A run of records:
■ ■ ■ ■ ■

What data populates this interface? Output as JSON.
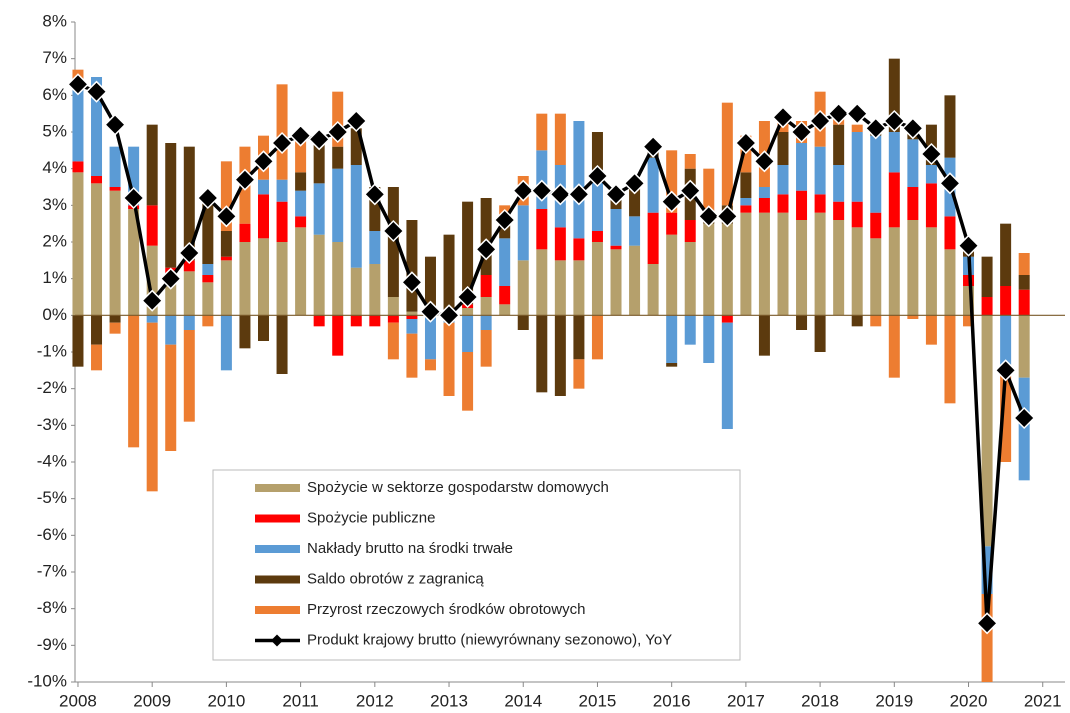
{
  "chart_data": {
    "type": "bar",
    "stacked": true,
    "x": [
      2008,
      2008.25,
      2008.5,
      2008.75,
      2009,
      2009.25,
      2009.5,
      2009.75,
      2010,
      2010.25,
      2010.5,
      2010.75,
      2011,
      2011.25,
      2011.5,
      2011.75,
      2012,
      2012.25,
      2012.5,
      2012.75,
      2013,
      2013.25,
      2013.5,
      2013.75,
      2014,
      2014.25,
      2014.5,
      2014.75,
      2015,
      2015.25,
      2015.5,
      2015.75,
      2016,
      2016.25,
      2016.5,
      2016.75,
      2017,
      2017.25,
      2017.5,
      2017.75,
      2018,
      2018.25,
      2018.5,
      2018.75,
      2019,
      2019.25,
      2019.5,
      2019.75,
      2020,
      2020.25,
      2020.5,
      2020.75
    ],
    "xlim": [
      2007.96,
      2021.3
    ],
    "xticks": [
      2008,
      2009,
      2010,
      2011,
      2012,
      2013,
      2014,
      2015,
      2016,
      2017,
      2018,
      2019,
      2020,
      2021
    ],
    "ylim": [
      -10,
      8
    ],
    "yticks": [
      {
        "value": 8,
        "label": "8%"
      },
      {
        "value": 7,
        "label": "7%"
      },
      {
        "value": 6,
        "label": "6%"
      },
      {
        "value": 5,
        "label": "5%"
      },
      {
        "value": 4,
        "label": "4%"
      },
      {
        "value": 3,
        "label": "3%"
      },
      {
        "value": 2,
        "label": "2%"
      },
      {
        "value": 1,
        "label": "1%"
      },
      {
        "value": 0,
        "label": "0%"
      },
      {
        "value": -1,
        "label": "-1%"
      },
      {
        "value": -2,
        "label": "-2%"
      },
      {
        "value": -3,
        "label": "-3%"
      },
      {
        "value": -4,
        "label": "-4%"
      },
      {
        "value": -5,
        "label": "-5%"
      },
      {
        "value": -6,
        "label": "-6%"
      },
      {
        "value": -7,
        "label": "-7%"
      },
      {
        "value": -8,
        "label": "-8%"
      },
      {
        "value": -9,
        "label": "-9%"
      },
      {
        "value": -10,
        "label": "-10%"
      }
    ],
    "series": [
      {
        "name": "Spożycie w sektorze gospodarstw domowych",
        "color": "#b5a06c",
        "type": "bar",
        "values": [
          3.9,
          3.6,
          3.4,
          2.9,
          1.9,
          1.0,
          1.2,
          0.9,
          1.5,
          2.0,
          2.1,
          2.0,
          2.4,
          2.2,
          2.0,
          1.3,
          1.4,
          0.5,
          0.1,
          0.0,
          0.0,
          0.2,
          0.5,
          0.3,
          1.5,
          1.8,
          1.5,
          1.5,
          2.0,
          1.8,
          1.9,
          1.4,
          2.2,
          2.0,
          2.5,
          2.5,
          2.8,
          2.8,
          2.8,
          2.6,
          2.8,
          2.6,
          2.4,
          2.1,
          2.4,
          2.6,
          2.4,
          1.8,
          0.8,
          -6.3,
          0.0,
          -1.7
        ]
      },
      {
        "name": "Spożycie publiczne",
        "color": "#ff0000",
        "type": "bar",
        "values": [
          0.3,
          0.2,
          0.1,
          0.1,
          1.1,
          0.3,
          0.3,
          0.2,
          0.1,
          0.5,
          1.2,
          1.1,
          0.3,
          -0.3,
          -1.1,
          -0.3,
          -0.3,
          -0.2,
          -0.1,
          0.1,
          0.0,
          0.1,
          0.6,
          0.5,
          0.0,
          1.1,
          0.9,
          0.6,
          0.3,
          0.1,
          0.0,
          1.4,
          0.6,
          0.6,
          0.0,
          -0.2,
          0.2,
          0.4,
          0.5,
          0.8,
          0.5,
          0.5,
          0.7,
          0.7,
          1.5,
          0.9,
          1.2,
          0.9,
          0.3,
          0.5,
          0.8,
          0.7
        ]
      },
      {
        "name": "Nakłady brutto na środki trwałe",
        "color": "#5b9bd5",
        "type": "bar",
        "values": [
          2.0,
          2.7,
          1.1,
          1.6,
          -0.2,
          -0.8,
          -0.4,
          0.3,
          -1.5,
          0.0,
          0.4,
          0.6,
          0.7,
          1.4,
          2.0,
          2.8,
          0.9,
          0.0,
          -0.4,
          -1.2,
          -0.2,
          -1.0,
          -0.4,
          1.3,
          1.5,
          1.6,
          1.7,
          3.2,
          1.6,
          1.0,
          0.8,
          1.5,
          -1.3,
          -0.8,
          -1.3,
          -2.9,
          0.2,
          0.3,
          0.8,
          1.3,
          1.3,
          1.0,
          1.9,
          2.1,
          1.1,
          1.3,
          0.5,
          1.6,
          0.5,
          -1.3,
          -1.5,
          -2.8
        ]
      },
      {
        "name": "Saldo obrotów z zagranicą",
        "color": "#5c3a0e",
        "type": "bar",
        "values": [
          -1.4,
          -0.8,
          -0.2,
          0.0,
          2.2,
          3.4,
          3.1,
          1.8,
          0.7,
          -0.9,
          -0.7,
          -1.6,
          0.5,
          1.2,
          0.6,
          1.0,
          1.2,
          3.0,
          2.5,
          1.5,
          2.2,
          2.8,
          2.1,
          0.6,
          -0.4,
          -2.1,
          -2.2,
          -1.2,
          1.1,
          0.4,
          0.9,
          0.3,
          -0.1,
          1.4,
          0.3,
          0.5,
          0.7,
          -1.1,
          0.9,
          -0.4,
          -1.0,
          1.1,
          -0.3,
          0.3,
          2.0,
          0.3,
          1.1,
          1.7,
          0.3,
          1.1,
          1.7,
          0.4
        ]
      },
      {
        "name": "Przyrost rzeczowych środków obrotowych",
        "color": "#ed7d31",
        "type": "bar",
        "values": [
          0.5,
          -0.7,
          -0.3,
          -3.6,
          -4.6,
          -2.9,
          -2.5,
          -0.3,
          1.9,
          2.1,
          1.2,
          2.6,
          1.0,
          0.0,
          1.5,
          0.0,
          0.0,
          -1.0,
          -1.2,
          -0.3,
          -2.0,
          -1.6,
          -1.0,
          0.3,
          0.8,
          1.0,
          1.4,
          -0.8,
          -1.2,
          0.0,
          0.0,
          0.0,
          1.7,
          0.4,
          1.2,
          2.8,
          1.0,
          1.8,
          0.5,
          0.6,
          1.5,
          0.3,
          0.2,
          -0.3,
          -1.7,
          -0.1,
          -0.8,
          -2.4,
          -0.3,
          -2.4,
          -2.5,
          0.6
        ]
      },
      {
        "name": "Produkt krajowy brutto (niewyrównany sezonowo), YoY",
        "color": "#000000",
        "type": "line",
        "values": [
          6.3,
          6.1,
          5.2,
          3.2,
          0.4,
          1.0,
          1.7,
          3.2,
          2.7,
          3.7,
          4.2,
          4.7,
          4.9,
          4.8,
          5.0,
          5.3,
          3.3,
          2.3,
          0.9,
          0.1,
          0.0,
          0.5,
          1.8,
          2.6,
          3.4,
          3.4,
          3.3,
          3.3,
          3.8,
          3.3,
          3.6,
          4.6,
          3.1,
          3.4,
          2.7,
          2.7,
          4.7,
          4.2,
          5.4,
          5.0,
          5.3,
          5.5,
          5.5,
          5.1,
          5.3,
          5.1,
          4.4,
          3.6,
          1.9,
          -8.4,
          -1.5,
          -2.8
        ]
      }
    ],
    "legend": "bottom-center"
  }
}
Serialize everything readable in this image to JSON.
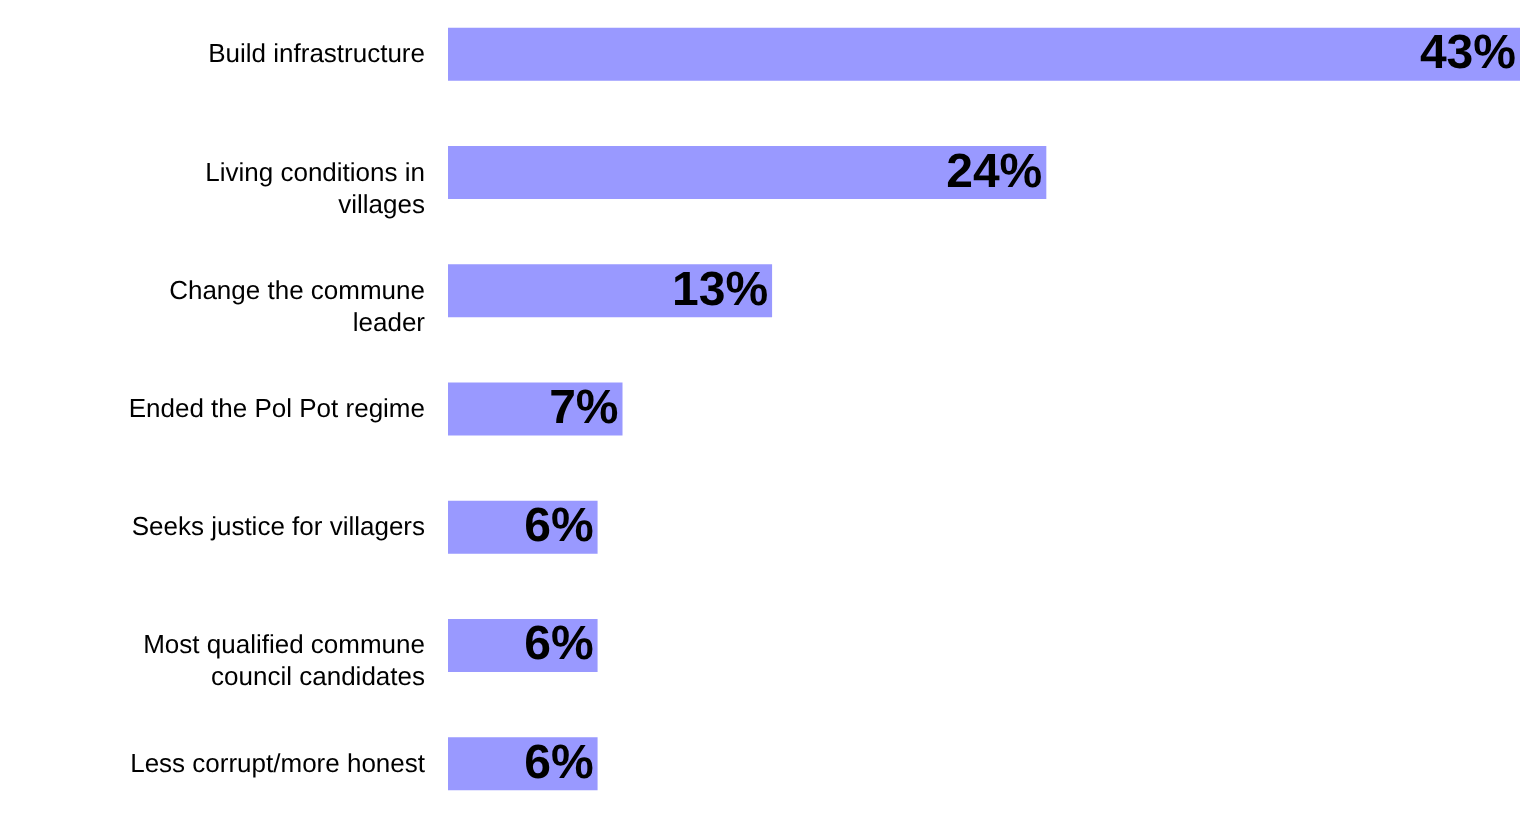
{
  "chart_data": {
    "type": "bar",
    "orientation": "horizontal",
    "categories": [
      "Build infrastructure",
      "Living conditions in\nvillages",
      "Change the commune\nleader",
      "Ended the Pol Pot regime",
      "Seeks justice for villagers",
      "Most qualified commune\ncouncil candidates",
      "Less corrupt/more honest"
    ],
    "values": [
      43,
      24,
      13,
      7,
      6,
      6,
      6
    ],
    "color": "#9999ff",
    "value_labels": [
      "43%",
      "24%",
      "13%",
      "7%",
      "6%",
      "6%",
      "6%"
    ]
  }
}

■ ■ ■ ■ ■

Work to complete — Find the line containing "Serialize everything readable" in the listing above. Restate it and every line after it, word for word, through the final line, leaving out the pictures.

Task response —
Serialize everything readable in this image to JSON.
{
  "chart_data": {
    "type": "bar",
    "orientation": "horizontal",
    "categories": [
      "Build infrastructure",
      "Living conditions in\nvillages",
      "Change the commune\nleader",
      "Ended the Pol Pot regime",
      "Seeks justice for villagers",
      "Most qualified commune\ncouncil candidates",
      "Less corrupt/more honest"
    ],
    "values": [
      43,
      24,
      13,
      7,
      6,
      6,
      6
    ],
    "color": "#9999ff",
    "value_labels": [
      "43%",
      "24%",
      "13%",
      "7%",
      "6%",
      "6%",
      "6%"
    ]
  }
}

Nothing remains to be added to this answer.